• **Given records**:

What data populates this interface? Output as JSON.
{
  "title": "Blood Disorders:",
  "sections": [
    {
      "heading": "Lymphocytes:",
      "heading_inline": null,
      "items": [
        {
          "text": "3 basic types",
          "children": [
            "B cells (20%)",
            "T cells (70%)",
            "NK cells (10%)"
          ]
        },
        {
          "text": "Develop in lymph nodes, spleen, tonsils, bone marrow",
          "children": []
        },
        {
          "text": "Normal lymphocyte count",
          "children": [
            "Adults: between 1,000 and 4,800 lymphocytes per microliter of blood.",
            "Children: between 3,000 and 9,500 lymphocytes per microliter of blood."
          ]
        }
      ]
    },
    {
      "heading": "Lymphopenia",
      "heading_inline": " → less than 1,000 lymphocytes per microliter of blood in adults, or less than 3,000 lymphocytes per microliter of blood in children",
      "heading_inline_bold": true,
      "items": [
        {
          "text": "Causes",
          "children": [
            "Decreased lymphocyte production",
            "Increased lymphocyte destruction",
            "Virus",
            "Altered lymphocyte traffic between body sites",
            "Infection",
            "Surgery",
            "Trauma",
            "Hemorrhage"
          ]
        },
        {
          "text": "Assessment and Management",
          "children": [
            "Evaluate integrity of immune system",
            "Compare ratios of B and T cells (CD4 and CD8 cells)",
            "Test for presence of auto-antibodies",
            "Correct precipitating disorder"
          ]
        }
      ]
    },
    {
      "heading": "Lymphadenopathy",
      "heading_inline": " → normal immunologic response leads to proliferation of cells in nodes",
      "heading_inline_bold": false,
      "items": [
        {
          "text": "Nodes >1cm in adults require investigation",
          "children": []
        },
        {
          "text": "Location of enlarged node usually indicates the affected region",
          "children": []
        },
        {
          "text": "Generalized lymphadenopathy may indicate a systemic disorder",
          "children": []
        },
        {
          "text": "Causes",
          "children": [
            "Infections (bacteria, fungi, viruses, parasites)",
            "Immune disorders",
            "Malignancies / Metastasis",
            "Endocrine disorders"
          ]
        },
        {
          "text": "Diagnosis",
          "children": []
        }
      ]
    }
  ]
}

• **Exercise**:
Wherever "text" appears in a line of the entries, copy that line.

• **Task result**:
          "text": "3 basic types",
          "text": "Develop in lymph nodes, spleen, tonsils, bone marrow",
          "text": "Normal lymphocyte count",
          "text": "Causes",
          "text": "Assessment and Management",
          "text": "Nodes >1cm in adults require investigation",
          "text": "Location of enlarged node usually indicates the affected region",
          "text": "Generalized lymphadenopathy may indicate a systemic disorder",
          "text": "Causes",
          "text": "Diagnosis",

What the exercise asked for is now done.